WHAT IS ASKED - Take each line that has the word "following" and return it.

MATERIAL PROVIDED -
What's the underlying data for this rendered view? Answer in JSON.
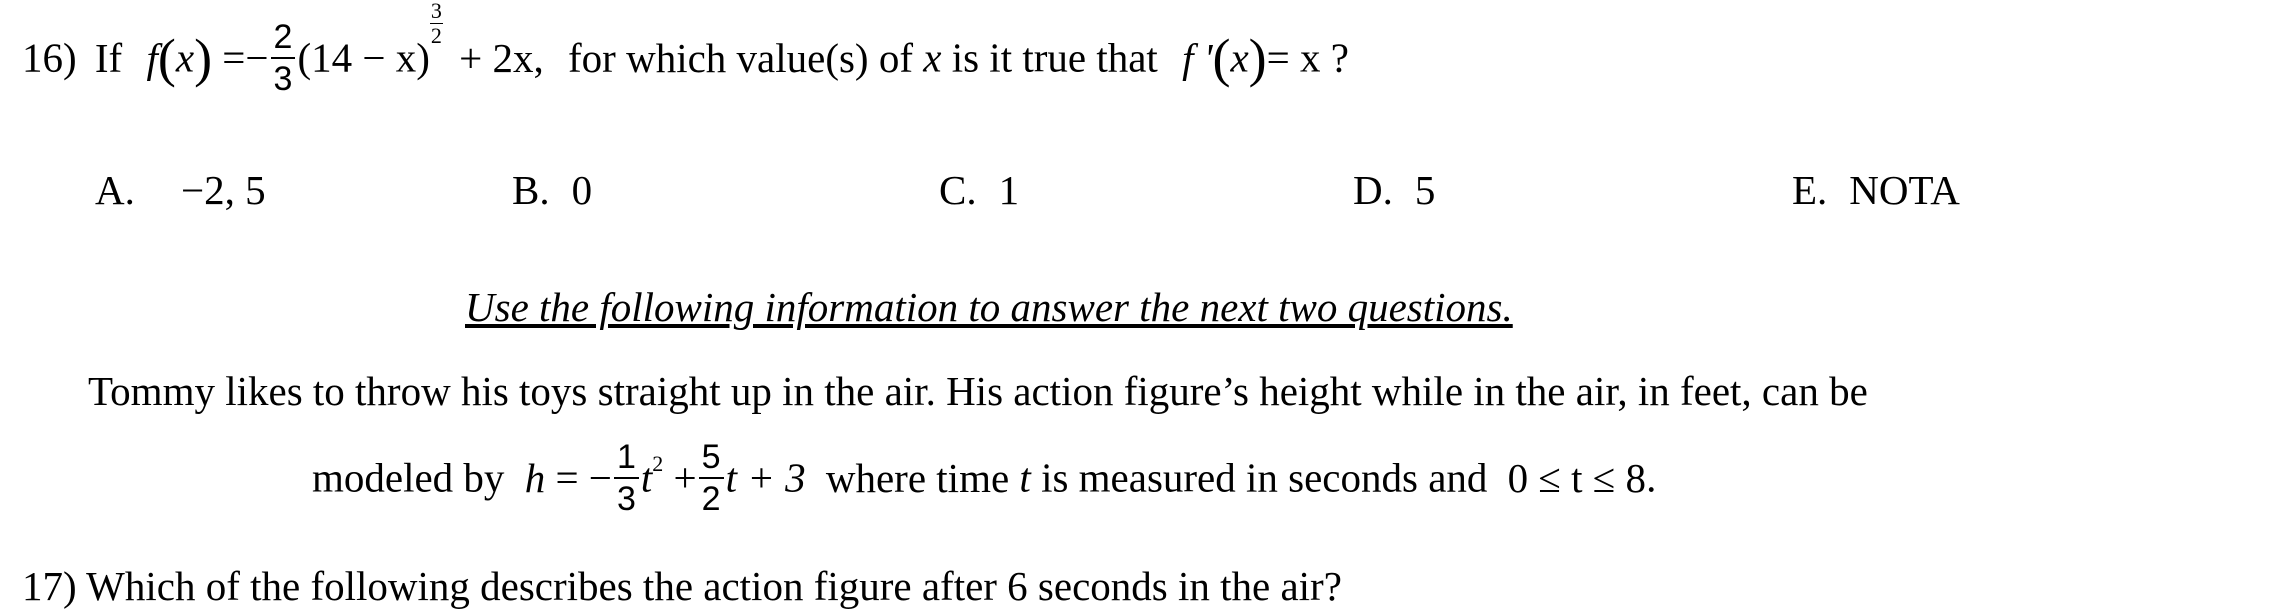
{
  "question16": {
    "number": "16)",
    "lead": "If",
    "f_label": "f",
    "var_x": "x",
    "equals": "=",
    "minus": "−",
    "coef_num": "2",
    "coef_den": "3",
    "inner_text": "(14 − x)",
    "exp_num": "3",
    "exp_den": "2",
    "plus_2x": "+ 2x,",
    "middle_text": "for which value(s) of",
    "var_x2": "x",
    "tail_text": "is it true that",
    "fprime": "f '",
    "rhs": "= x ?"
  },
  "choices": [
    {
      "letter": "A.",
      "value": "−2, 5"
    },
    {
      "letter": "B.",
      "value": "0"
    },
    {
      "letter": "C.",
      "value": "1"
    },
    {
      "letter": "D.",
      "value": "5"
    },
    {
      "letter": "E.",
      "value": "NOTA"
    }
  ],
  "info_heading": "Use the following information to answer the next two questions.",
  "paragraph": {
    "line1": "Tommy likes to throw his toys straight up in the air. His action figure’s height while in the air, in feet, can be",
    "line2_lead": "modeled by",
    "h": "h",
    "eq": "= −",
    "c1_num": "1",
    "c1_den": "3",
    "t_sq": "t",
    "sq": "2",
    "plus": "+",
    "c2_num": "5",
    "c2_den": "2",
    "t_lin": "t + 3",
    "where_text": "where time",
    "t_var": "t",
    "measured_text": "is measured in seconds and",
    "range": "0 ≤ t ≤ 8",
    "period": "."
  },
  "question17_partial": "17) Which of the following describes the action figure after 6 seconds in the air?"
}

TASK RESULT -
  "info_heading": "Use the following information to answer the next two questions.",
  "question17_partial": "17) Which of the following describes the action figure after 6 seconds in the air?"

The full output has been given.